■ Task brief
Each line of the material must be repeated precisely, with the pictures left out.

[Dataset entries]
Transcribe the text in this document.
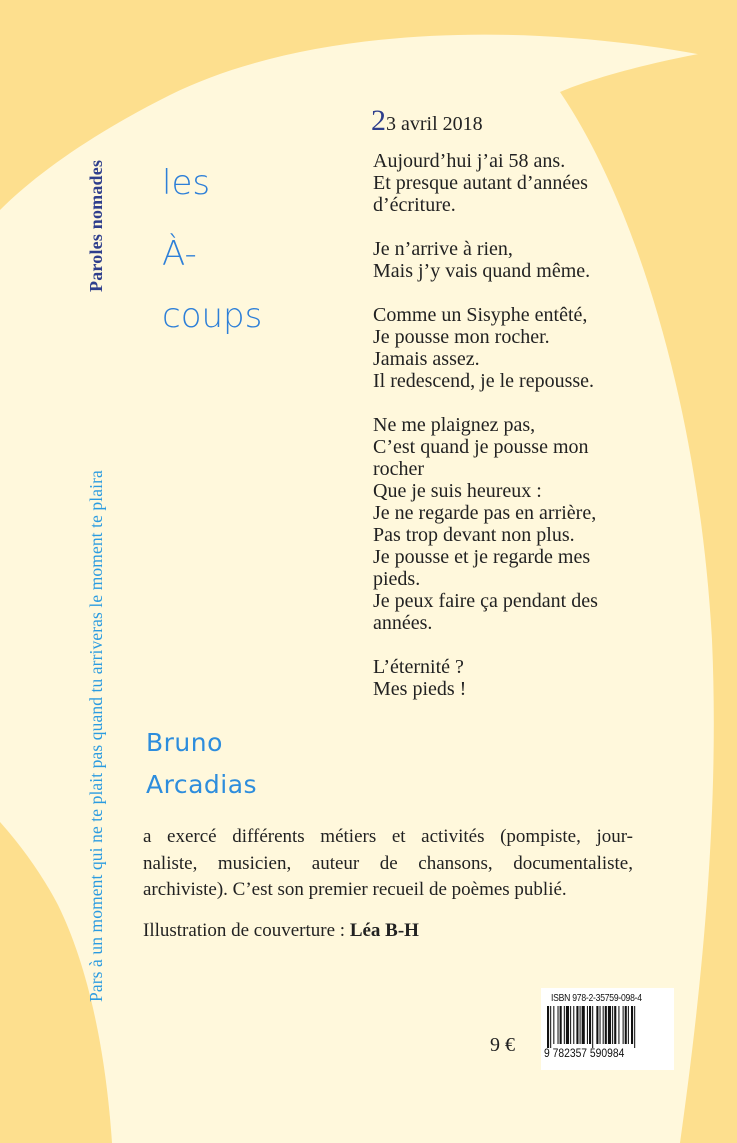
Paroles nomades
Pars à un moment qui ne te plait pas quand tu arriveras le moment te plaira
les
À-
coups
23 avril 2018
Aujourd’hui j’ai 58 ans.
Et presque autant d’années
d’écriture.
Je n’arrive à rien,
Mais j’y vais quand même.
Comme un Sisyphe entêté,
Je pousse mon rocher.
Jamais assez.
Il redescend, je le repousse.
Ne me plaignez pas,
C’est quand je pousse mon
rocher
Que je suis heureux :
Je ne regarde pas en arrière,
Pas trop devant non plus.
Je pousse et je regarde mes
pieds.
Je peux faire ça pendant des
années.
L’éternité ?
Mes pieds !
Bruno
Arcadias
a exercé différents métiers et activités (pompiste, jour-
naliste, musicien, auteur de chansons, documentaliste,
archiviste). C’est son premier recueil de poèmes publié.
Illustration de couverture : Léa B-H
9 €
ISBN 978-2-35759-098-4
9 782357 590984
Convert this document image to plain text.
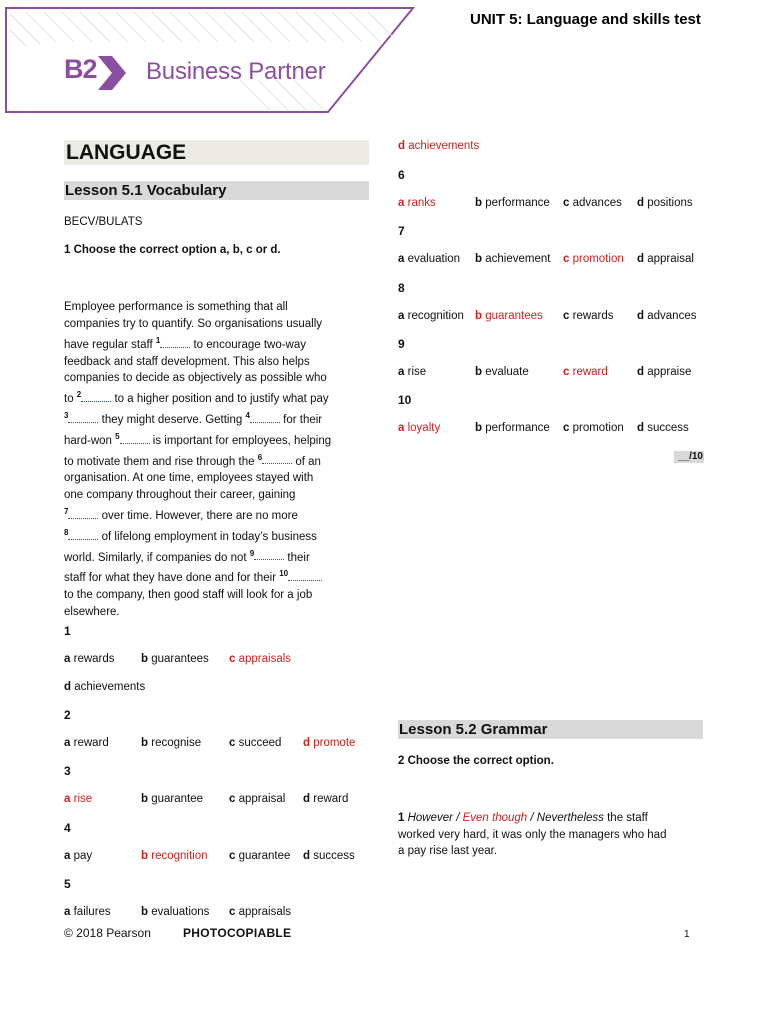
B2 Business Partner
UNIT 5: Language and skills test
LANGUAGE
Lesson 5.1 Vocabulary
BECV/BULATS
1 Choose the correct option a, b, c or d.

Employee performance is something that all

companies try to quantify. So organisations usually

have regular staff $^1$	to encourage two-way

feedback and staff development. This also helps

companies to decide as objectively as possible who

to $^2$	to a higher position and to justify what pay

$^3$	they might deserve. Getting $^4$	for their

hard-won $^5$	is important for employees, helping

to motivate them and rise through the $^6$	of an

organisation. At one time, employees stayed with

one company throughout their career, gaining

$^7$	over time. However, there are no more

$^8$	of lifelong employment in today’s business

world. Similarly, if companies do not $^9$	their

staff for what they have done and for their $^{10}$

to the company, then good staff will look for a job

elsewhere.

1
a rewards b guarantees c appraisals
d achievements
2
a reward	b recognise c succeed d promote
3
a rise	b guarantee c appraisal d reward
4
a pay	b recognition c guarantee d success
5
a failures	b evaluations c appraisals
d achievements
6
a ranks	b performance c advances d positions
7
a evaluation b achievement c promotion d appraisal
8
a recognition b guarantees c rewards d advances
9
a rise	b evaluate	c reward	d appraise
10
a loyalty	b performance c promotion d success
__/10
Lesson 5.2 Grammar
2 Choose the correct option.
1 However / Even though / Nevertheless the staff
worked very hard, it was only the managers who had
a pay rise last year.
© 2018 Pearson	PHOTOCOPIABLE	1
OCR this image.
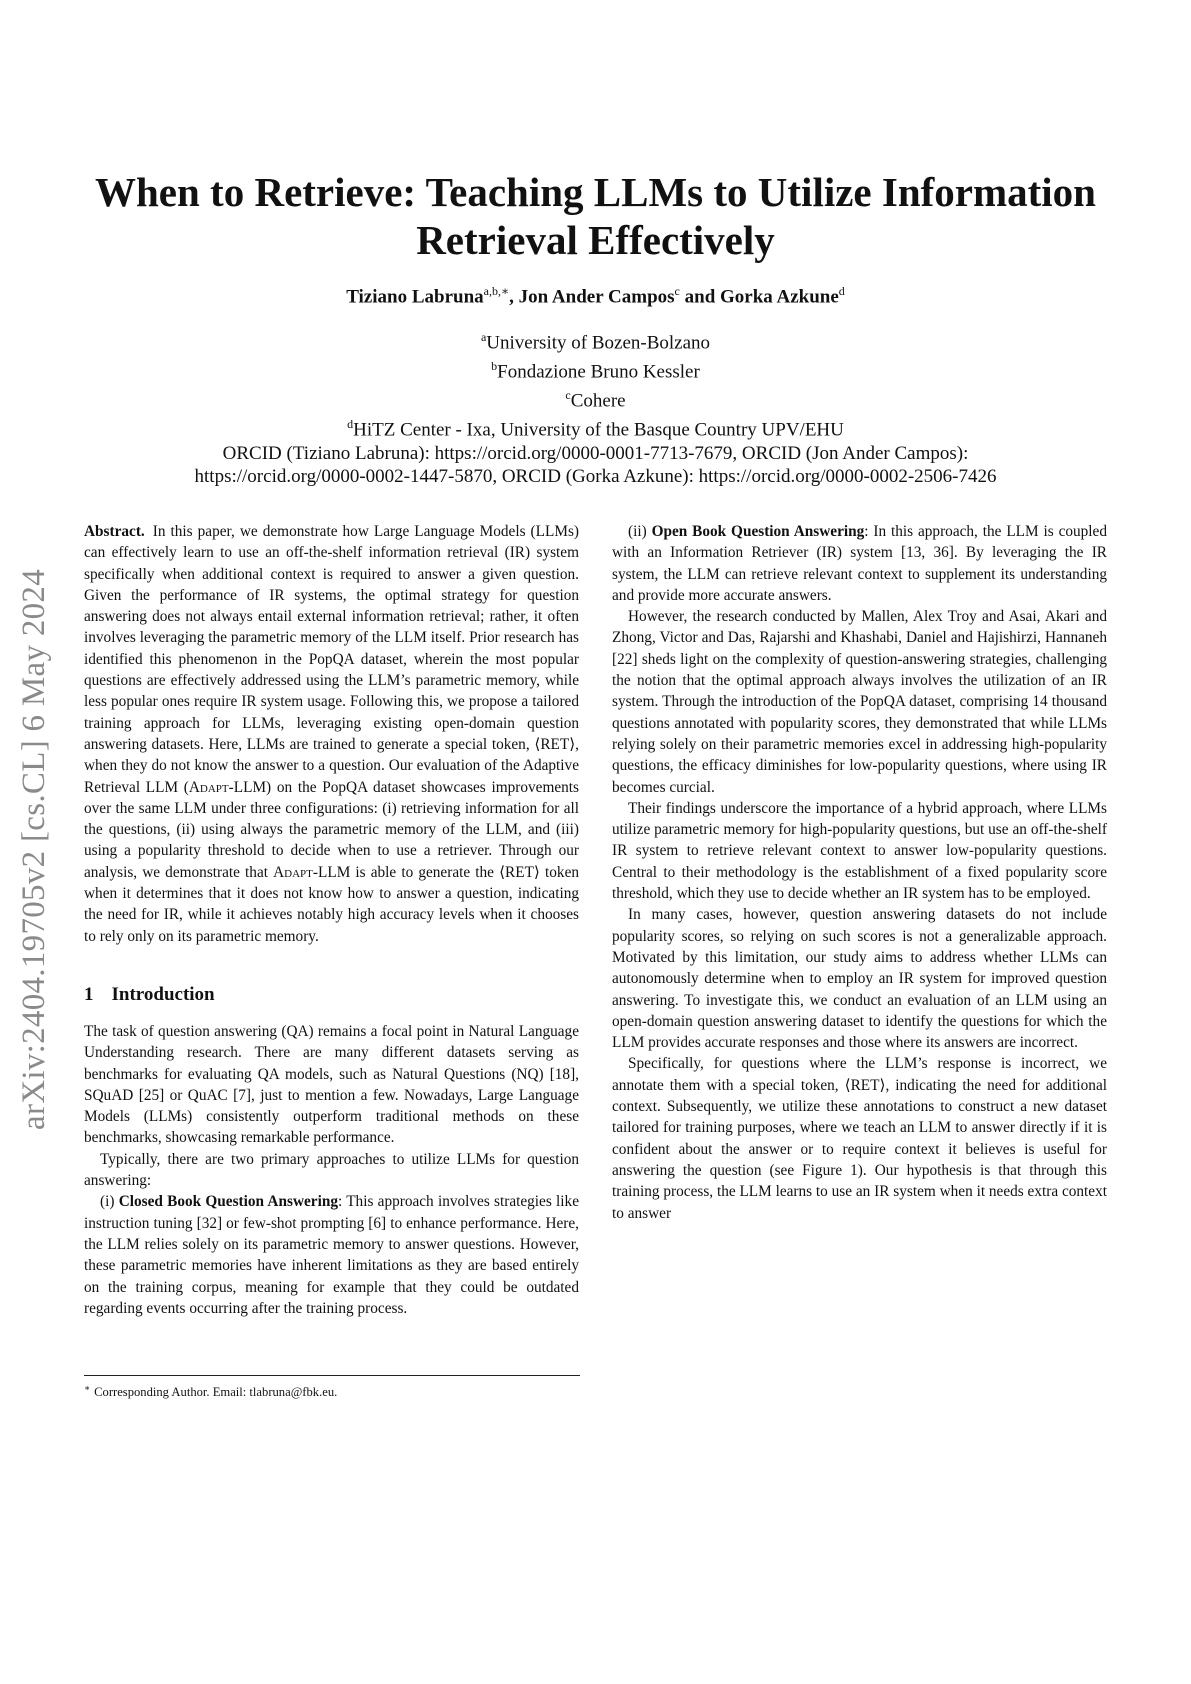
arXiv:2404.19705v2 [cs.CL] 6 May 2024
When to Retrieve: Teaching LLMs to Utilize Information
Retrieval Effectively
Tiziano Labruna$^{a,b,∗}$, Jon Ander Campos$^c$ and Gorka Azkune$^d$
$^a$University of Bozen-Bolzano
$^b$Fondazione Bruno Kessler
$^c$Cohere
$^d$HiTZ Center - Ixa, University of the Basque Country UPV/EHU
ORCID (Tiziano Labruna): https://orcid.org/0000-0001-7713-7679, ORCID (Jon Ander Campos):
https://orcid.org/0000-0002-1447-5870, ORCID (Gorka Azkune): https://orcid.org/0000-0002-2506-7426

Abstract. In this paper, we demonstrate how Large Language Models (LLMs) can effectively learn to use an off-the-shelf information retrieval (IR) system specifically when additional context is required to answer a given question. Given the performance of IR systems, the optimal strategy for question answering does not always entail external information retrieval; rather, it often involves leveraging the parametric memory of the LLM itself. Prior research has identified this phenomenon in the PopQA dataset, wherein the most popular questions are effectively addressed using the LLM’s parametric memory, while less popular ones require IR system usage. Following this, we propose a tailored training approach for LLMs, leveraging existing open-domain question answering datasets. Here, LLMs are trained to generate a special token, ⟨RET⟩, when they do not know the answer to a question. Our evaluation of the Adaptive Retrieval LLM (Adapt-LLM) on the PopQA dataset showcases improvements over the same LLM under three configurations: (i) retrieving information for all the questions, (ii) using always the parametric memory of the LLM, and (iii) using a popularity threshold to decide when to use a retriever. Through our analysis, we demonstrate that Adapt-LLM is able to generate the ⟨RET⟩ token when it determines that it does not know how to answer a question, indicating the need for IR, while it achieves notably high accuracy levels when it chooses to rely only on its parametric memory.

1 Introduction

The task of question answering (QA) remains a focal point in Natural Language Understanding research. There are many different datasets serving as benchmarks for evaluating QA models, such as Natural Questions (NQ) [18], SQuAD [25] or QuAC [7], just to mention a few. Nowadays, Large Language Models (LLMs) consistently outperform traditional methods on these benchmarks, showcasing remarkable performance.

Typically, there are two primary approaches to utilize LLMs for question answering:

(i) Closed Book Question Answering: This approach involves strategies like instruction tuning [32] or few-shot prompting [6] to enhance performance. Here, the LLM relies solely on its parametric memory to answer questions. However, these parametric memories have inherent limitations as they are based entirely on the training corpus, meaning for example that they could be outdated regarding events occurring after the training process.

∗ Corresponding Author. Email: tlabruna@fbk.eu.

(ii) Open Book Question Answering: In this approach, the LLM is coupled with an Information Retriever (IR) system [13, 36]. By leveraging the IR system, the LLM can retrieve relevant context to supplement its understanding and provide more accurate answers.

However, the research conducted by Mallen, Alex Troy and Asai, Akari and Zhong, Victor and Das, Rajarshi and Khashabi, Daniel and Hajishirzi, Hannaneh [22] sheds light on the complexity of question-answering strategies, challenging the notion that the optimal approach always involves the utilization of an IR system. Through the introduction of the PopQA dataset, comprising 14 thousand questions annotated with popularity scores, they demonstrated that while LLMs relying solely on their parametric memories excel in addressing high-popularity questions, the efficacy diminishes for low-popularity questions, where using IR becomes curcial.

Their findings underscore the importance of a hybrid approach, where LLMs utilize parametric memory for high-popularity questions, but use an off-the-shelf IR system to retrieve relevant context to answer low-popularity questions. Central to their methodology is the establishment of a fixed popularity score threshold, which they use to decide whether an IR system has to be employed.

In many cases, however, question answering datasets do not include popularity scores, so relying on such scores is not a generalizable approach. Motivated by this limitation, our study aims to address whether LLMs can autonomously determine when to employ an IR system for improved question answering. To investigate this, we conduct an evaluation of an LLM using an open-domain question answering dataset to identify the questions for which the LLM provides accurate responses and those where its answers are incorrect.

Specifically, for questions where the LLM’s response is incorrect, we annotate them with a special token, ⟨RET⟩, indicating the need for additional context. Subsequently, we utilize these annotations to construct a new dataset tailored for training purposes, where we teach an LLM to answer directly if it is confident about the answer or to require context it believes is useful for answering the question (see Figure 1). Our hypothesis is that through this training process, the LLM learns to use an IR system when it needs extra context to answer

■ Solved exercise
Transcribe the text in this document.
Paroles nomades
Pars à un moment qui ne te plait pas quand tu arriveras le moment te plaira
les
À-
coups
23 avril 2018
Aujourd’hui j’ai 58 ans.
Et presque autant d’années
d’écriture.
Je n’arrive à rien,
Mais j’y vais quand même.
Comme un Sisyphe entêté,
Je pousse mon rocher.
Jamais assez.
Il redescend, je le repousse.
Ne me plaignez pas,
C’est quand je pousse mon
rocher
Que je suis heureux :
Je ne regarde pas en arrière,
Pas trop devant non plus.
Je pousse et je regarde mes
pieds.
Je peux faire ça pendant des
années.
L’éternité ?
Mes pieds !
Bruno
Arcadias
a exercé différents métiers et activités (pompiste, jour-
naliste, musicien, auteur de chansons, documentaliste,
archiviste). C’est son premier recueil de poèmes publié.
Illustration de couverture : Léa B-H
9 €
ISBN 978-2-35759-098-4
9 782357 590984
Convert this document image to plain text.
B2 Business Partner
UNIT 5: Language and skills test
LANGUAGE
Lesson 5.1 Vocabulary
BECV/BULATS
1 Choose the correct option a, b, c or d.

Employee performance is something that all

companies try to quantify. So organisations usually

have regular staff $^1$	to encourage two-way

feedback and staff development. This also helps

companies to decide as objectively as possible who

to $^2$	to a higher position and to justify what pay

$^3$	they might deserve. Getting $^4$	for their

hard-won $^5$	is important for employees, helping

to motivate them and rise through the $^6$	of an

organisation. At one time, employees stayed with

one company throughout their career, gaining

$^7$	over time. However, there are no more

$^8$	of lifelong employment in today’s business

world. Similarly, if companies do not $^9$	their

staff for what they have done and for their $^{10}$

to the company, then good staff will look for a job

elsewhere.

1
a rewards b guarantees c appraisals
d achievements
2
a reward	b recognise c succeed d promote
3
a rise	b guarantee c appraisal d reward
4
a pay	b recognition c guarantee d success
5
a failures	b evaluations c appraisals
d achievements
6
a ranks	b performance c advances d positions
7
a evaluation b achievement c promotion d appraisal
8
a recognition b guarantees c rewards d advances
9
a rise	b evaluate	c reward	d appraise
10
a loyalty	b performance c promotion d success
__/10
Lesson 5.2 Grammar
2 Choose the correct option.
1 However / Even though / Nevertheless the staff
worked very hard, it was only the managers who had
a pay rise last year.
© 2018 Pearson	PHOTOCOPIABLE	1
OCR this image.
arXiv:2404.19705v2 [cs.CL] 6 May 2024
When to Retrieve: Teaching LLMs to Utilize Information
Retrieval Effectively
Tiziano Labruna$^{a,b,∗}$, Jon Ander Campos$^c$ and Gorka Azkune$^d$
$^a$University of Bozen-Bolzano
$^b$Fondazione Bruno Kessler
$^c$Cohere
$^d$HiTZ Center - Ixa, University of the Basque Country UPV/EHU
ORCID (Tiziano Labruna): https://orcid.org/0000-0001-7713-7679, ORCID (Jon Ander Campos):
https://orcid.org/0000-0002-1447-5870, ORCID (Gorka Azkune): https://orcid.org/0000-0002-2506-7426

Abstract. In this paper, we demonstrate how Large Language Models (LLMs) can effectively learn to use an off-the-shelf information retrieval (IR) system specifically when additional context is required to answer a given question. Given the performance of IR systems, the optimal strategy for question answering does not always entail external information retrieval; rather, it often involves leveraging the parametric memory of the LLM itself. Prior research has identified this phenomenon in the PopQA dataset, wherein the most popular questions are effectively addressed using the LLM’s parametric memory, while less popular ones require IR system usage. Following this, we propose a tailored training approach for LLMs, leveraging existing open-domain question answering datasets. Here, LLMs are trained to generate a special token, ⟨RET⟩, when they do not know the answer to a question. Our evaluation of the Adaptive Retrieval LLM (Adapt-LLM) on the PopQA dataset showcases improvements over the same LLM under three configurations: (i) retrieving information for all the questions, (ii) using always the parametric memory of the LLM, and (iii) using a popularity threshold to decide when to use a retriever. Through our analysis, we demonstrate that Adapt-LLM is able to generate the ⟨RET⟩ token when it determines that it does not know how to answer a question, indicating the need for IR, while it achieves notably high accuracy levels when it chooses to rely only on its parametric memory.

1 Introduction

The task of question answering (QA) remains a focal point in Natural Language Understanding research. There are many different datasets serving as benchmarks for evaluating QA models, such as Natural Questions (NQ) [18], SQuAD [25] or QuAC [7], just to mention a few. Nowadays, Large Language Models (LLMs) consistently outperform traditional methods on these benchmarks, showcasing remarkable performance.

Typically, there are two primary approaches to utilize LLMs for question answering:

(i) Closed Book Question Answering: This approach involves strategies like instruction tuning [32] or few-shot prompting [6] to enhance performance. Here, the LLM relies solely on its parametric memory to answer questions. However, these parametric memories have inherent limitations as they are based entirely on the training corpus, meaning for example that they could be outdated regarding events occurring after the training process.

∗ Corresponding Author. Email: tlabruna@fbk.eu.

(ii) Open Book Question Answering: In this approach, the LLM is coupled with an Information Retriever (IR) system [13, 36]. By leveraging the IR system, the LLM can retrieve relevant context to supplement its understanding and provide more accurate answers.

However, the research conducted by Mallen, Alex Troy and Asai, Akari and Zhong, Victor and Das, Rajarshi and Khashabi, Daniel and Hajishirzi, Hannaneh [22] sheds light on the complexity of question-answering strategies, challenging the notion that the optimal approach always involves the utilization of an IR system. Through the introduction of the PopQA dataset, comprising 14 thousand questions annotated with popularity scores, they demonstrated that while LLMs relying solely on their parametric memories excel in addressing high-popularity questions, the efficacy diminishes for low-popularity questions, where using IR becomes curcial.

Their findings underscore the importance of a hybrid approach, where LLMs utilize parametric memory for high-popularity questions, but use an off-the-shelf IR system to retrieve relevant context to answer low-popularity questions. Central to their methodology is the establishment of a fixed popularity score threshold, which they use to decide whether an IR system has to be employed.

In many cases, however, question answering datasets do not include popularity scores, so relying on such scores is not a generalizable approach. Motivated by this limitation, our study aims to address whether LLMs can autonomously determine when to employ an IR system for improved question answering. To investigate this, we conduct an evaluation of an LLM using an open-domain question answering dataset to identify the questions for which the LLM provides accurate responses and those where its answers are incorrect.

Specifically, for questions where the LLM’s response is incorrect, we annotate them with a special token, ⟨RET⟩, indicating the need for additional context. Subsequently, we utilize these annotations to construct a new dataset tailored for training purposes, where we teach an LLM to answer directly if it is confident about the answer or to require context it believes is useful for answering the question (see Figure 1). Our hypothesis is that through this training process, the LLM learns to use an IR system when it needs extra context to answer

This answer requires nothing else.